(Collected data)
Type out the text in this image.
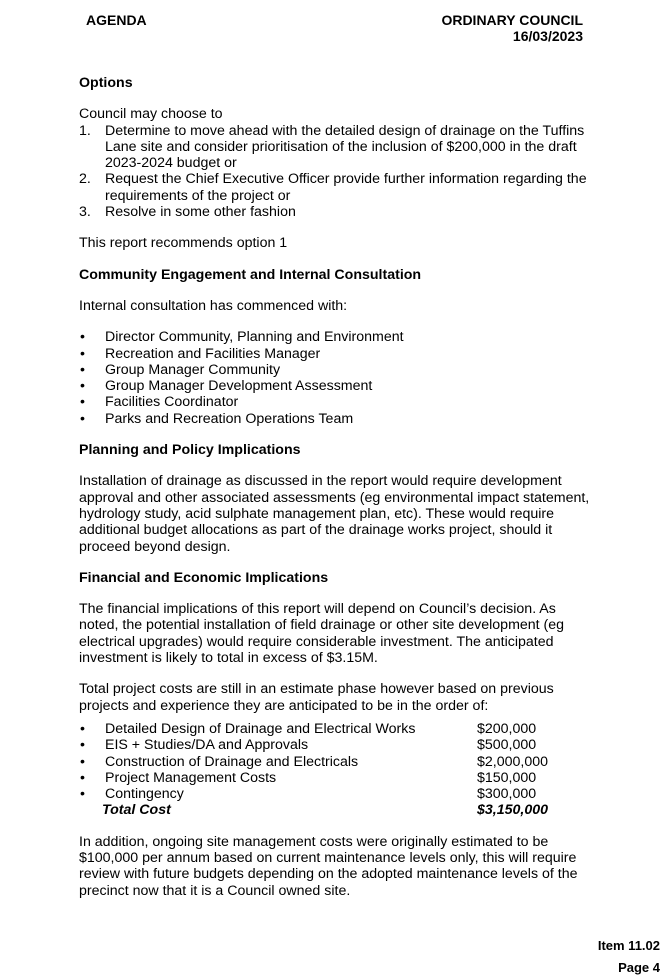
AGENDA	ORDINARY COUNCIL
16/03/2023

Options

Council may choose to

1. Determine to move ahead with the detailed design of drainage on the Tuffins Lane site and consider prioritisation of the inclusion of $200,000 in the draft 2023-2024 budget or
2. Request the Chief Executive Officer provide further information regarding the requirements of the project or
3. Resolve in some other fashion

This report recommends option 1

Community Engagement and Internal Consultation

Internal consultation has commenced with:

•	Director Community, Planning and Environment
•	Recreation and Facilities Manager
•	Group Manager Community
•	Group Manager Development Assessment
•	Facilities Coordinator
•	Parks and Recreation Operations Team

Planning and Policy Implications

Installation of drainage as discussed in the report would require development approval and other associated assessments (eg environmental impact statement, hydrology study, acid sulphate management plan, etc). These would require additional budget allocations as part of the drainage works project, should it proceed beyond design.

Financial and Economic Implications

The financial implications of this report will depend on Council’s decision. As noted, the potential installation of field drainage or other site development (eg electrical upgrades) would require considerable investment. The anticipated investment is likely to total in excess of $3.15M.

Total project costs are still in an estimate phase however based on previous projects and experience they are anticipated to be in the order of:

•	Detailed Design of Drainage and Electrical Works	$200,000
•	EIS + Studies/DA and Approvals	$500,000
•	Construction of Drainage and Electricals	$2,000,000
•	Project Management Costs	$150,000
•	Contingency	$300,000
Total Cost	$3,150,000

In addition, ongoing site management costs were originally estimated to be $100,000 per annum based on current maintenance levels only, this will require review with future budgets depending on the adopted maintenance levels of the precinct now that it is a Council owned site.

Item 11.02
Page 4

» **WHAT YOU HAVE TO DO**:
Copy down every line of the material above that includes the string "will".

» **ANSWER TO THE PROBLEM**:
The financial implications of this report will depend on Council’s decision. As noted, the potential installation of field drainage or other site development (eg electrical upgrades) would require considerable investment. The anticipated investment is likely to total in excess of $3.15M.
In addition, ongoing site management costs were originally estimated to be $100,000 per annum based on current maintenance levels only, this will require review with future budgets depending on the adopted maintenance levels of the precinct now that it is a Council owned site.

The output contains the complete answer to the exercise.